Transcribe the material exactly. Images do not belong in the copy.
──────── Material for this task ────────
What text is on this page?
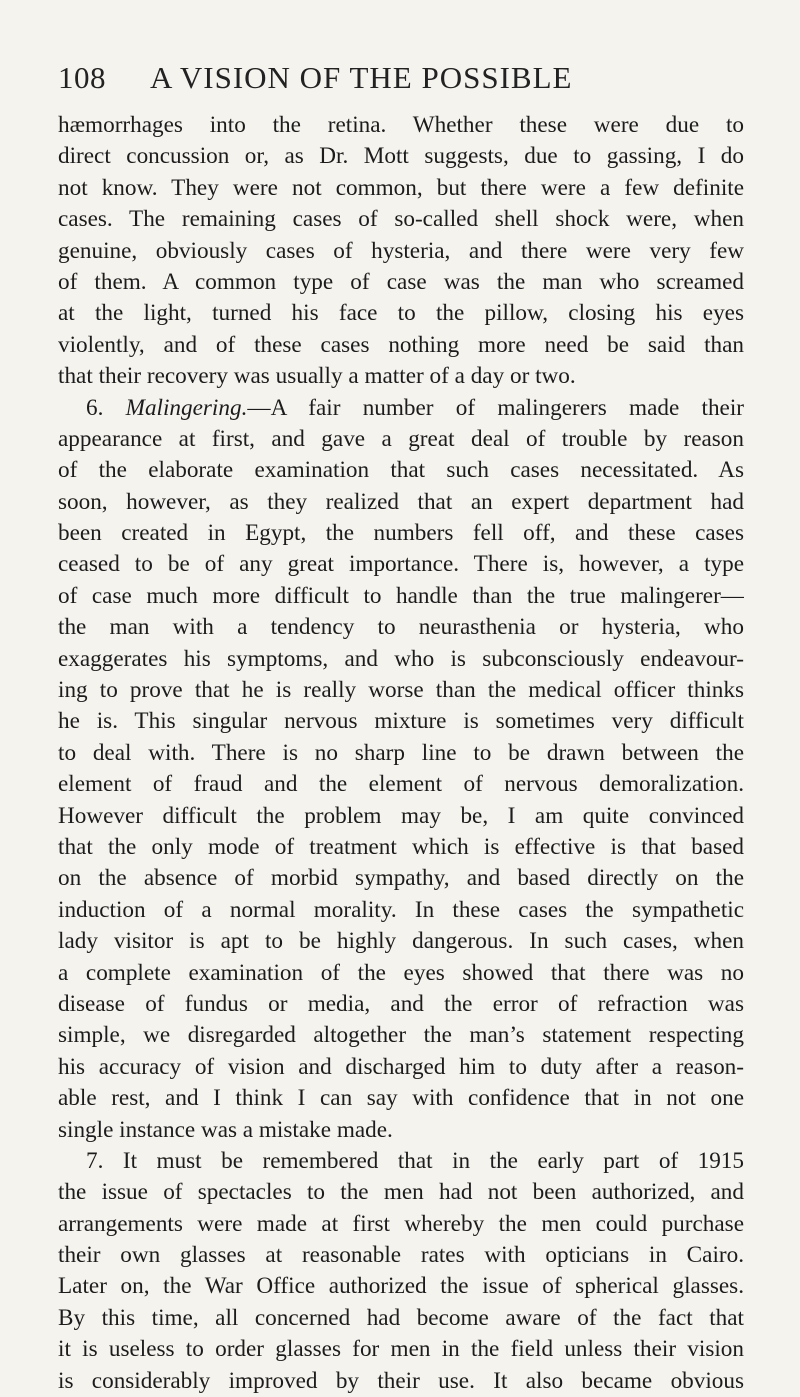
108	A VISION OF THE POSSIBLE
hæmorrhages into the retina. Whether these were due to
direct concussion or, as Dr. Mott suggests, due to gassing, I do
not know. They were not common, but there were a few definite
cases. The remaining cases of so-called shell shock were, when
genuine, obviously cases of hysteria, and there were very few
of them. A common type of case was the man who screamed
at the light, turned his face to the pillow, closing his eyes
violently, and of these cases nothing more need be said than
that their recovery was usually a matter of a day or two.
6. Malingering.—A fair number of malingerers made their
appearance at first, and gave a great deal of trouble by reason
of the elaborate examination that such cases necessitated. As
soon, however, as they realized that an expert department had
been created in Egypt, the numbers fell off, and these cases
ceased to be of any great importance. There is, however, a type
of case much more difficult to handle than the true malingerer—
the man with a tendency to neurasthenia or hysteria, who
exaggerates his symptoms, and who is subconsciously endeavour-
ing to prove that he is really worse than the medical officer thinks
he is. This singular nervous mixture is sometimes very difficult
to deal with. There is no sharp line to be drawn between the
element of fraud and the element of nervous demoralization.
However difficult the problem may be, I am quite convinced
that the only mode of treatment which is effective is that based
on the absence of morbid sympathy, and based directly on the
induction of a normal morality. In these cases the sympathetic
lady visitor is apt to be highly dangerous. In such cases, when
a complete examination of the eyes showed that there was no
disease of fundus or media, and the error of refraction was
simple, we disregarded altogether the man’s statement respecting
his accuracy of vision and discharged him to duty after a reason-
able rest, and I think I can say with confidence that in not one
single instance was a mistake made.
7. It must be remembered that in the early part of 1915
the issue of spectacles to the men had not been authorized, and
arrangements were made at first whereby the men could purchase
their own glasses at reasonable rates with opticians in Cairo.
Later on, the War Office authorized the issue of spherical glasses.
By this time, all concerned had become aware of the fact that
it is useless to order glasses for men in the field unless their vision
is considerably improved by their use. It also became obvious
────────
Solved exercise:
What text is on this page?
108	A VISION OF THE POSSIBLE
hæmorrhages into the retina. Whether these were due to
direct concussion or, as Dr. Mott suggests, due to gassing, I do
not know. They were not common, but there were a few definite
cases. The remaining cases of so-called shell shock were, when
genuine, obviously cases of hysteria, and there were very few
of them. A common type of case was the man who screamed
at the light, turned his face to the pillow, closing his eyes
violently, and of these cases nothing more need be said than
that their recovery was usually a matter of a day or two.
6. Malingering.—A fair number of malingerers made their
appearance at first, and gave a great deal of trouble by reason
of the elaborate examination that such cases necessitated. As
soon, however, as they realized that an expert department had
been created in Egypt, the numbers fell off, and these cases
ceased to be of any great importance. There is, however, a type
of case much more difficult to handle than the true malingerer—
the man with a tendency to neurasthenia or hysteria, who
exaggerates his symptoms, and who is subconsciously endeavour-
ing to prove that he is really worse than the medical officer thinks
he is. This singular nervous mixture is sometimes very difficult
to deal with. There is no sharp line to be drawn between the
element of fraud and the element of nervous demoralization.
However difficult the problem may be, I am quite convinced
that the only mode of treatment which is effective is that based
on the absence of morbid sympathy, and based directly on the
induction of a normal morality. In these cases the sympathetic
lady visitor is apt to be highly dangerous. In such cases, when
a complete examination of the eyes showed that there was no
disease of fundus or media, and the error of refraction was
simple, we disregarded altogether the man’s statement respecting
his accuracy of vision and discharged him to duty after a reason-
able rest, and I think I can say with confidence that in not one
single instance was a mistake made.
7. It must be remembered that in the early part of 1915
the issue of spectacles to the men had not been authorized, and
arrangements were made at first whereby the men could purchase
their own glasses at reasonable rates with opticians in Cairo.
Later on, the War Office authorized the issue of spherical glasses.
By this time, all concerned had become aware of the fact that
it is useless to order glasses for men in the field unless their vision
is considerably improved by their use. It also became obvious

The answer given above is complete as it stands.